[Data entries]
_ _ _ _ _ _ _

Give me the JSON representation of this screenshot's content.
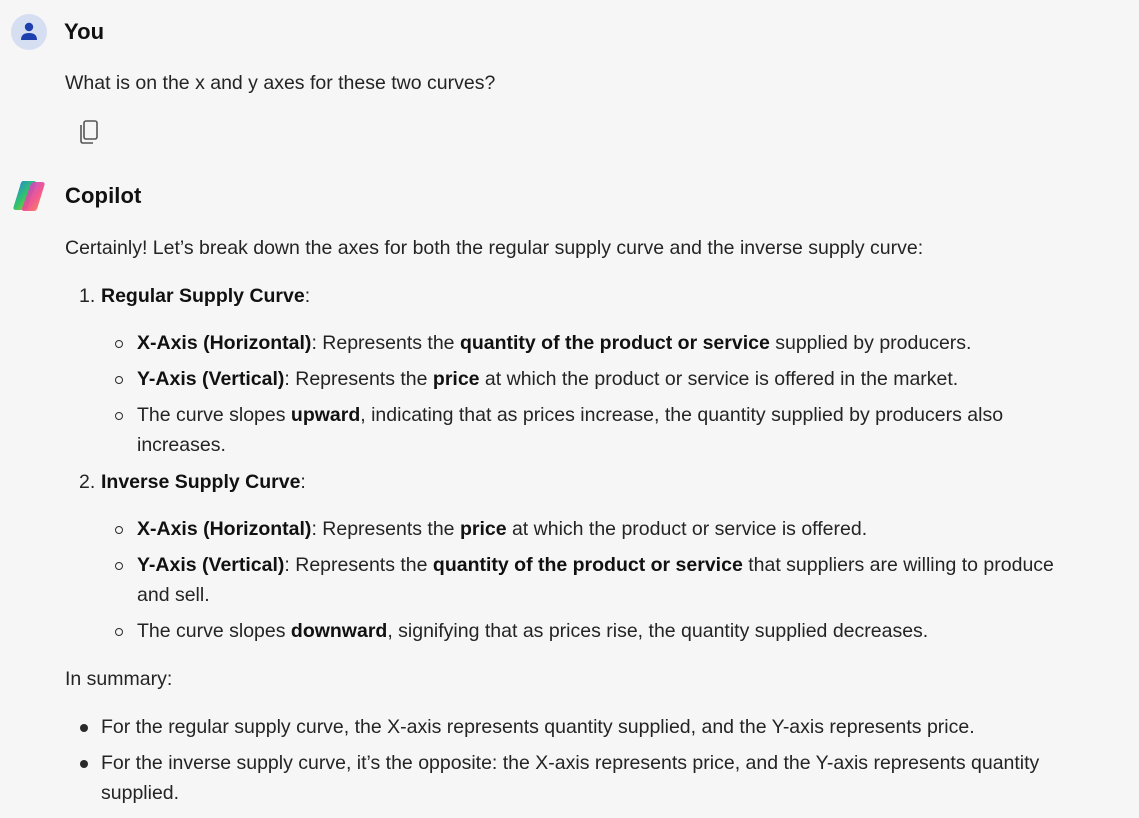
{
  "user_message": {
    "author": "You",
    "text": "What is on the x and y axes for these two curves?"
  },
  "copilot_message": {
    "author": "Copilot",
    "intro": "Certainly! Let’s break down the axes for both the regular supply curve and the inverse supply curve:",
    "item1": {
      "number": "1.",
      "title": "Regular Supply Curve",
      "colon": ":",
      "b1_label": "X-Axis (Horizontal)",
      "b1_mid": ": Represents the ",
      "b1_bold": "quantity of the product or service",
      "b1_end": " supplied by producers.",
      "b2_label": "Y-Axis (Vertical)",
      "b2_mid": ": Represents the ",
      "b2_bold": "price",
      "b2_end": " at which the product or service is offered in the market.",
      "b3_start": "The curve slopes ",
      "b3_bold": "upward",
      "b3_end": ", indicating that as prices increase, the quantity supplied by producers also",
      "b3_cont": "increases."
    },
    "item2": {
      "number": "2.",
      "title": "Inverse Supply Curve",
      "colon": ":",
      "b1_label": "X-Axis (Horizontal)",
      "b1_mid": ": Represents the ",
      "b1_bold": "price",
      "b1_end": " at which the product or service is offered.",
      "b2_label": "Y-Axis (Vertical)",
      "b2_mid": ": Represents the ",
      "b2_bold": "quantity of the product or service",
      "b2_end": " that suppliers are willing to produce",
      "b2_cont": "and sell.",
      "b3_start": "The curve slopes ",
      "b3_bold": "downward",
      "b3_end": ", signifying that as prices rise, the quantity supplied decreases."
    },
    "summary_label": "In summary:",
    "summary1": "For the regular supply curve, the X-axis represents quantity supplied, and the Y-axis represents price.",
    "summary2": "For the inverse supply curve, it’s the opposite: the X-axis represents price, and the Y-axis represents quantity",
    "summary2_cont": "supplied."
  },
  "icons": {
    "user_avatar": "person-icon",
    "copilot_logo": "copilot-logo-icon",
    "copy": "copy-icon"
  },
  "colors": {
    "background": "#f6f6f6",
    "avatar_bg": "#d6def2",
    "avatar_fg": "#1e3fae"
  }
}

_ _ _ _ _ _ _

### Exercise brief
Repeat each line of the records above exactly, but do not copy the pictures.

### Written answer
Give me the JSON representation of this screenshot's content.
{
  "user_message": {
    "author": "You",
    "text": "What is on the x and y axes for these two curves?"
  },
  "copilot_message": {
    "author": "Copilot",
    "intro": "Certainly! Let’s break down the axes for both the regular supply curve and the inverse supply curve:",
    "item1": {
      "number": "1.",
      "title": "Regular Supply Curve",
      "colon": ":",
      "b1_label": "X-Axis (Horizontal)",
      "b1_mid": ": Represents the ",
      "b1_bold": "quantity of the product or service",
      "b1_end": " supplied by producers.",
      "b2_label": "Y-Axis (Vertical)",
      "b2_mid": ": Represents the ",
      "b2_bold": "price",
      "b2_end": " at which the product or service is offered in the market.",
      "b3_start": "The curve slopes ",
      "b3_bold": "upward",
      "b3_end": ", indicating that as prices increase, the quantity supplied by producers also",
      "b3_cont": "increases."
    },
    "item2": {
      "number": "2.",
      "title": "Inverse Supply Curve",
      "colon": ":",
      "b1_label": "X-Axis (Horizontal)",
      "b1_mid": ": Represents the ",
      "b1_bold": "price",
      "b1_end": " at which the product or service is offered.",
      "b2_label": "Y-Axis (Vertical)",
      "b2_mid": ": Represents the ",
      "b2_bold": "quantity of the product or service",
      "b2_end": " that suppliers are willing to produce",
      "b2_cont": "and sell.",
      "b3_start": "The curve slopes ",
      "b3_bold": "downward",
      "b3_end": ", signifying that as prices rise, the quantity supplied decreases."
    },
    "summary_label": "In summary:",
    "summary1": "For the regular supply curve, the X-axis represents quantity supplied, and the Y-axis represents price.",
    "summary2": "For the inverse supply curve, it’s the opposite: the X-axis represents price, and the Y-axis represents quantity",
    "summary2_cont": "supplied."
  },
  "icons": {
    "user_avatar": "person-icon",
    "copilot_logo": "copilot-logo-icon",
    "copy": "copy-icon"
  },
  "colors": {
    "background": "#f6f6f6",
    "avatar_bg": "#d6def2",
    "avatar_fg": "#1e3fae"
  }
}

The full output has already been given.